■ Exercise prompt ■
Give every line below again, exactly.

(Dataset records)

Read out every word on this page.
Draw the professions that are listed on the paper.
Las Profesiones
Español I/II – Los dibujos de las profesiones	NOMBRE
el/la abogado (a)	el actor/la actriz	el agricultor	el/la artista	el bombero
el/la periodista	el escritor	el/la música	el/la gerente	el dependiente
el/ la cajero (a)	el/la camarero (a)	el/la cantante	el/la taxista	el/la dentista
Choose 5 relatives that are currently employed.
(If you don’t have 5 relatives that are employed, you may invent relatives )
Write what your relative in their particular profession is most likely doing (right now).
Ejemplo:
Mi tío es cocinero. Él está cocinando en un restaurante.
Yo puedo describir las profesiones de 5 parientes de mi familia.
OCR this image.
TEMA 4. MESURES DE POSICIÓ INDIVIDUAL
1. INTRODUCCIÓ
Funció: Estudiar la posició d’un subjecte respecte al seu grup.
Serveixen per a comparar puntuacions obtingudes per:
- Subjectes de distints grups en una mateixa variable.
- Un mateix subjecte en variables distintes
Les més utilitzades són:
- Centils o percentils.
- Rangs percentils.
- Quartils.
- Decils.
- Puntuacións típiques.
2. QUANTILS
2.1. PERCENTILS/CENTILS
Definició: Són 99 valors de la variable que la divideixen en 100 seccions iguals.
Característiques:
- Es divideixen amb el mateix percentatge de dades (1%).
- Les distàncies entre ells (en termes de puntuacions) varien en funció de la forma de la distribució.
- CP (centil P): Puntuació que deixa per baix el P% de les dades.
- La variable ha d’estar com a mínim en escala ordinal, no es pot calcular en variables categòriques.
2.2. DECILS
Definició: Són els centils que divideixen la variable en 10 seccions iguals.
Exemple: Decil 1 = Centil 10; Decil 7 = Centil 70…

■ Task response ■
Read out every word on this page.
Draw the professions that are listed on the paper.
Las Profesiones
Español I/II – Los dibujos de las profesiones	NOMBRE
el/la abogado (a)	el actor/la actriz	el agricultor	el/la artista	el bombero
el/la periodista	el escritor	el/la música	el/la gerente	el dependiente
el/ la cajero (a)	el/la camarero (a)	el/la cantante	el/la taxista	el/la dentista
Choose 5 relatives that are currently employed.
(If you don’t have 5 relatives that are employed, you may invent relatives )
Write what your relative in their particular profession is most likely doing (right now).
Ejemplo:
Mi tío es cocinero. Él está cocinando en un restaurante.
Yo puedo describir las profesiones de 5 parientes de mi familia.
OCR this image.
TEMA 4. MESURES DE POSICIÓ INDIVIDUAL
1. INTRODUCCIÓ
Funció: Estudiar la posició d’un subjecte respecte al seu grup.
Serveixen per a comparar puntuacions obtingudes per:
- Subjectes de distints grups en una mateixa variable.
- Un mateix subjecte en variables distintes
Les més utilitzades són:
- Centils o percentils.
- Rangs percentils.
- Quartils.
- Decils.
- Puntuacións típiques.
2. QUANTILS
2.1. PERCENTILS/CENTILS
Definició: Són 99 valors de la variable que la divideixen en 100 seccions iguals.
Característiques:
- Es divideixen amb el mateix percentatge de dades (1%).
- Les distàncies entre ells (en termes de puntuacions) varien en funció de la forma de la distribució.
- CP (centil P): Puntuació que deixa per baix el P% de les dades.
- La variable ha d’estar com a mínim en escala ordinal, no es pot calcular en variables categòriques.
2.2. DECILS
Definició: Són els centils que divideixen la variable en 10 seccions iguals.
Exemple: Decil 1 = Centil 10; Decil 7 = Centil 70…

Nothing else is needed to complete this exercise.